▸ Task objective:
From the entries below, copy every line holding the word "numérica".

Recorded data:
□ □ □ □

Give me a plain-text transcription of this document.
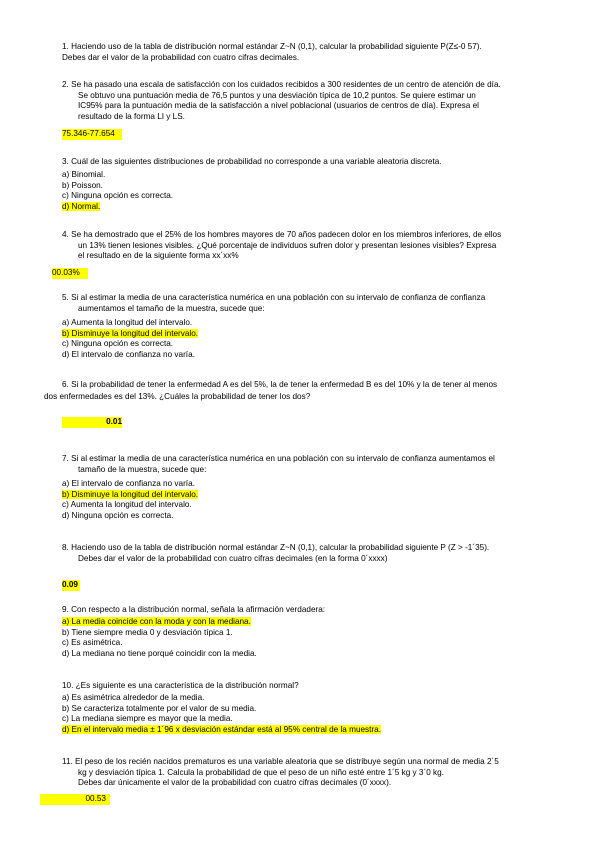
1. Haciendo uso de la tabla de distribución normal estándar Z~N (0,1), calcular la probabilidad siguiente P(Z≤-0 57).
Debes dar el valor de la probabilidad con cuatro cifras decimales.
2. Se ha pasado una escala de satisfacción con los cuidados recibidos a 300 residentes de un centro de atención de día.
Se obtuvo una puntuación media de 76,5 puntos y una desviación típica de 10,2 puntos. Se quiere estimar un
IC95% para la puntuación media de la satisfacción a nivel poblacional (usuarios de centros de día). Expresa el
resultado de la forma LI y LS.
75.346-77.654
3. Cuál de las siguientes distribuciones de probabilidad no corresponde a una variable aleatoria discreta.
a) Binomial.
b) Poisson.
c) Ninguna opción es correcta.
d) Normal.
4. Se ha demostrado que el 25% de los hombres mayores de 70 años padecen dolor en los miembros inferiores, de ellos
un 13% tienen lesiones visibles. ¿Qué porcentaje de individuos sufren dolor y presentan lesiones visibles? Expresa
el resultado en de la siguiente forma xx´xx%
00.03%
5. Si al estimar la media de una característica numérica en una población con su intervalo de confianza de confianza
aumentamos el tamaño de la muestra, sucede que:
a) Aumenta la longitud del intervalo.
b) Disminuye la longitud del intervalo.
c) Ninguna opción es correcta.
d) El intervalo de confianza no varía.
6. Si la probabilidad de tener la enfermedad A es del 5%, la de tener la enfermedad B es del 10% y la de tener al menos
dos enfermedades es del 13%. ¿Cuáles la probabilidad de tener los dos?
0.01
7. Si al estimar la media de una característica numérica en una población con su intervalo de confianza aumentamos el
tamaño de la muestra, sucede que:
a) El intervalo de confianza no varía.
b) Disminuye la longitud del intervalo.
c) Aumenta la longitud del intervalo.
d) Ninguna opción es correcta.
8. Haciendo uso de la tabla de distribución normal estándar Z~N (0,1), calcular la probabilidad siguiente P (Z > -1´35).
Debes dar el valor de la probabilidad con cuatro cifras decimales (en la forma 0´xxxx)
0.09
9. Con respecto a la distribución normal, señala la afirmación verdadera:
a) La media coincide con la moda y con la mediana.
b) Tiene siempre media 0 y desviación típica 1.
c) Es asimétrica.
d) La mediana no tiene porqué coincidir con la media.
10. ¿Es siguiente es una característica de la distribución normal?
a) Es asimétrica alrededor de la media.
b) Se caracteriza totalmente por el valor de su media.
c) La mediana siempre es mayor que la media.
d) En el intervalo media ± 1´96 x desviación estándar está al 95% central de la muestra.
11. El peso de los recién nacidos prematuros es una variable aleatoria que se distribuye según una normal de media 2´5
kg y desviación típica 1. Calcula la probabilidad de que el peso de un niño esté entre 1´5 kg y 3´0 kg.
Debes dar únicamente el valor de la probabilidad con cuatro cifras decimales (0´xxxx).
00.53
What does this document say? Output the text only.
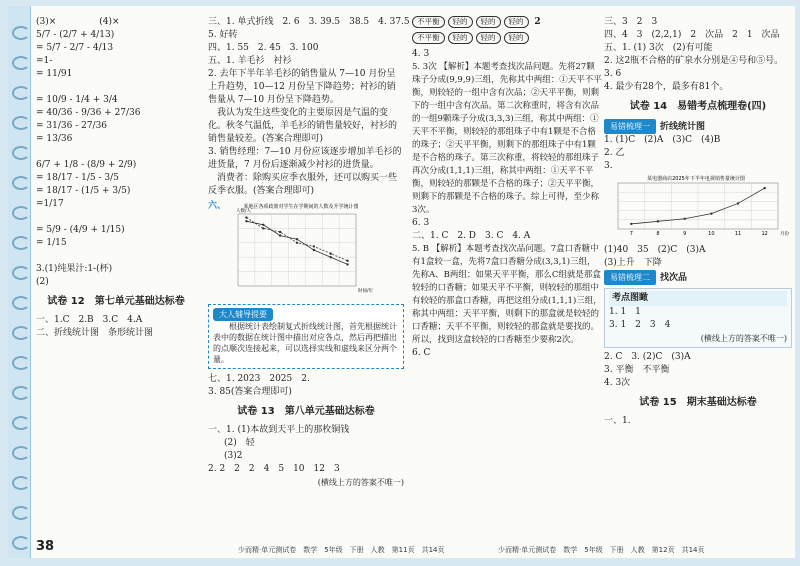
(3)×	(4)×
5/7 - (2/7 + 4/13)
= 5/7 - 2/7 - 4/13
=1-
= 11/91

= 10/9 - 1/4 + 3/4
= 40/36 - 9/36 + 27/36
= 31/36 - 27/36
= 13/36

6/7 + 1/8 - (8/9 + 2/9)
= 18/17 - 1/5 - 3/5
= 18/17 - (1/5 + 3/5)
=1/17

= 5/9 - (4/9 + 1/15)
= 1/15

3.(1)纯果汁:1-(杯)
(2)
试卷 12　第七单元基础达标卷
一、1.C　2.B　3.C　4.A
二、折线统计图　条形统计图
38
三、1. 单式折线　2. 6　3. 39.5　38.5　4. 37.5
5. 好转
四、1. 55　2. 45　3. 100
五、1. 羊毛衫　衬衫
2. 去年下半年羊毛衫的销售量从 7—10 月份呈上升趋势，10—12 月份呈下降趋势；衬衫的销售量从 7—10 月份呈下降趋势。
我认为发生这些变化的主要原因是气温的变化。秋冬气温低，羊毛衫的销售量较好，衬衫的销售量较差。(答案合理即可)
3. 销售经理：7—10 月份应该逐步增加羊毛衫的进货量，7 月份后逐渐减少衬衫的进货量。
消费者：除购买应季衣服外，还可以购买一些反季衣服。(答案合理即可)
六、	某地区各项政策对学生在学期间的人数及升学统计图
时间/年
人数/人
大人辅导提要
根据统计表绘制复式折线统计图，首先根据统计表中的数据在统计图中描出对应各点，然后再把描出的点顺次连接起来，可以选择实线和虚线来区分两个量。
七、1. 2023　2025　2.
3. 85(答案合理即可)
试卷 13　第八单元基础达标卷
一、1. (1)本故到天平上的那枚铜钱
(2)　轻
(3)2
2. 2　2　2　4　5　10　12　3
(横线上方的答案不唯一)
少而精·单元测试卷　数学　5年级　下册　人教　第11页　共14页
不平衡 轻的 轻的 轻的 2
不平衡 轻的 轻的 轻的
4. 3
5. 3次 【解析】本题考查找次品问题。先将27颗珠子分成(9,9,9)三组，先称其中两组：①天平不平衡，则较轻的一组中含有次品；②天平平衡，则剩下的一组中含有次品。第二次称重时，将含有次品的一组9颗珠子分成(3,3,3)三组，称其中两组：①天平不平衡，则较轻的那组珠子中有1颗是不合格的珠子；②天平平衡，则剩下的那组珠子中有1颗是不合格的珠子。第三次称重，将较轻的那组珠子再次分成(1,1,1)三组，称其中两组：①天平不平衡，则较轻的那颗是不合格的珠子；②天平平衡，则剩下的那颗是不合格的珠子。综上可得，至少称3次。
6. 3
二、1. C　2. D　3. C　4. A
5. B 【解析】本题考查找次品问题。7盒口香糖中有1盒较一盒，先将7盒口香糖分成(3,3,1)三组，先称A、B两组：如果天平平衡，那么C组就是那盒较轻的口香糖；如果天平不平衡，则较轻的那组中有较轻的那盒口香糖，再把这组分成(1,1,1)三组，称其中两组：天平平衡，则剩下的那盒就是较轻的口香糖；天平不平衡，则较轻的那盒就是要找的。所以，找到这盒较轻的口香糖至少要称2次。
6. C
少而精·单元测试卷　数学　5年级　下册　人教　第12页　共14页
三、3　2　3
四、4　3　(2,2,1)　2　次品　2　1　次品
五、1. (1) 3次　(2)有可能
2. 这2瓶不合格的矿泉水分别是④号和⑤号。
3. 6
4. 最少有28个，最多有81个。
试卷 14　易错考点梳理卷(四)
易错梳理一 折线统计图
1. (1)C　(2)A　(3)C　(4)B
2. 乙
3.
某电器商店2025年下半年电视销售量统计图
7	8	9	10	11	12	月份
(1)40　35　(2)C　(3)A
(3)上升　下降
易错梳理二 找次品
考点图瞰
1. 1　1
3. 1　2　3　4
(横线上方的答案不唯一)
2. C　3. (2)C　(3)A
3. 平衡　不平衡
4. 3次
试卷 15　期末基础达标卷
一、1.
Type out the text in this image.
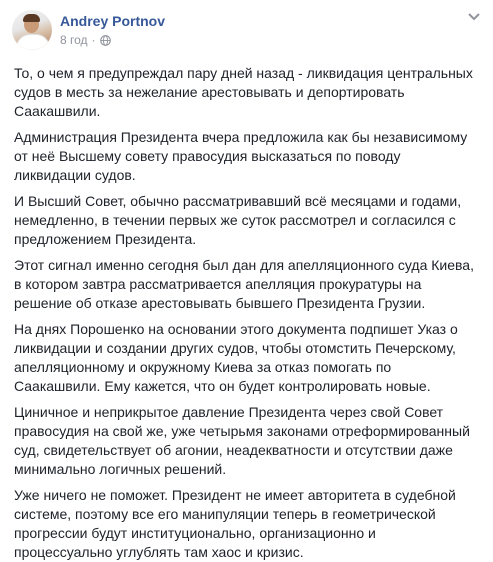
Andrey Portnov
8 год ·

То, о чем я предупреждал пару дней назад - ликвидация центральных судов в месть за нежелание арестовывать и депортировать Саакашвили.

Администрация Президента вчера предложила как бы независимому от неё Высшему совету правосудия высказаться по поводу ликвидации судов.

И Высший Совет, обычно рассматривавший всё месяцами и годами, немедленно, в течении первых же суток рассмотрел и согласился с предложением Президента.

Этот сигнал именно сегодня был дан для апелляционного суда Киева, в котором завтра рассматривается апелляция прокуратуры на решение об отказе арестовывать бывшего Президента Грузии.

На днях Порошенко на основании этого документа подпишет Указ о ликвидации и создании других судов, чтобы отомстить Печерскому, апелляционному и окружному Киева за отказ помогать по Саакашвили. Ему кажется, что он будет контролировать новые.

Циничное и неприкрытое давление Президента через свой Совет правосудия на свой же, уже четырьмя законами отреформированный суд, свидетельствует об агонии, неадекватности и отсутствии даже минимально логичных решений.

Уже ничего не поможет. Президент не имеет авторитета в судебной системе, поэтому все его манипуляции теперь в геометрической прогрессии будут институционально, организационно и процессуально углублять там хаос и кризис.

□ □ □ □

▸ Answer:
5. Si al estimar la media de una característica numérica en una población con su intervalo de confianza de confianza
7. Si al estimar la media de una característica numérica en una población con su intervalo de confianza aumentamos el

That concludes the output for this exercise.